Raw records:
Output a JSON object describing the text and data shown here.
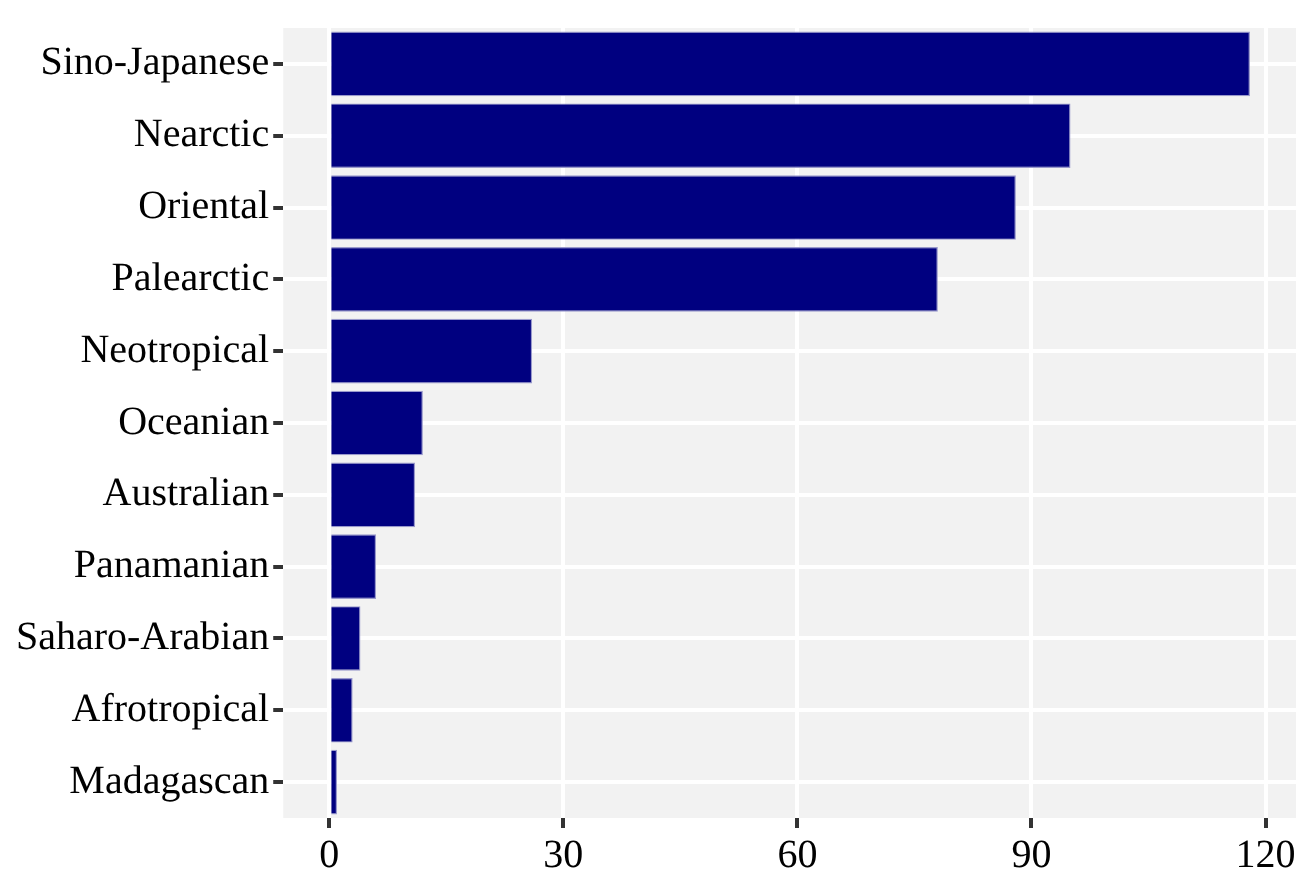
{
  "chart_data": {
    "type": "bar",
    "orientation": "horizontal",
    "categories": [
      "Sino-Japanese",
      "Nearctic",
      "Oriental",
      "Palearctic",
      "Neotropical",
      "Oceanian",
      "Australian",
      "Panamanian",
      "Saharo-Arabian",
      "Afrotropical",
      "Madagascan"
    ],
    "values": [
      118,
      95,
      88,
      78,
      26,
      12,
      11,
      6,
      4,
      3,
      1
    ],
    "color": "#000080",
    "xlim": [
      -5.9,
      123.9
    ],
    "xticks": [
      0,
      30,
      60,
      90,
      120
    ],
    "grid": true
  }
}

Task to carry out: Make an exact copy of the listing above. Do not include the pictures.

Full response:
Output a JSON object describing the text and data shown here.
{
  "chart_data": {
    "type": "bar",
    "orientation": "horizontal",
    "categories": [
      "Sino-Japanese",
      "Nearctic",
      "Oriental",
      "Palearctic",
      "Neotropical",
      "Oceanian",
      "Australian",
      "Panamanian",
      "Saharo-Arabian",
      "Afrotropical",
      "Madagascan"
    ],
    "values": [
      118,
      95,
      88,
      78,
      26,
      12,
      11,
      6,
      4,
      3,
      1
    ],
    "color": "#000080",
    "xlim": [
      -5.9,
      123.9
    ],
    "xticks": [
      0,
      30,
      60,
      90,
      120
    ],
    "grid": true
  }
}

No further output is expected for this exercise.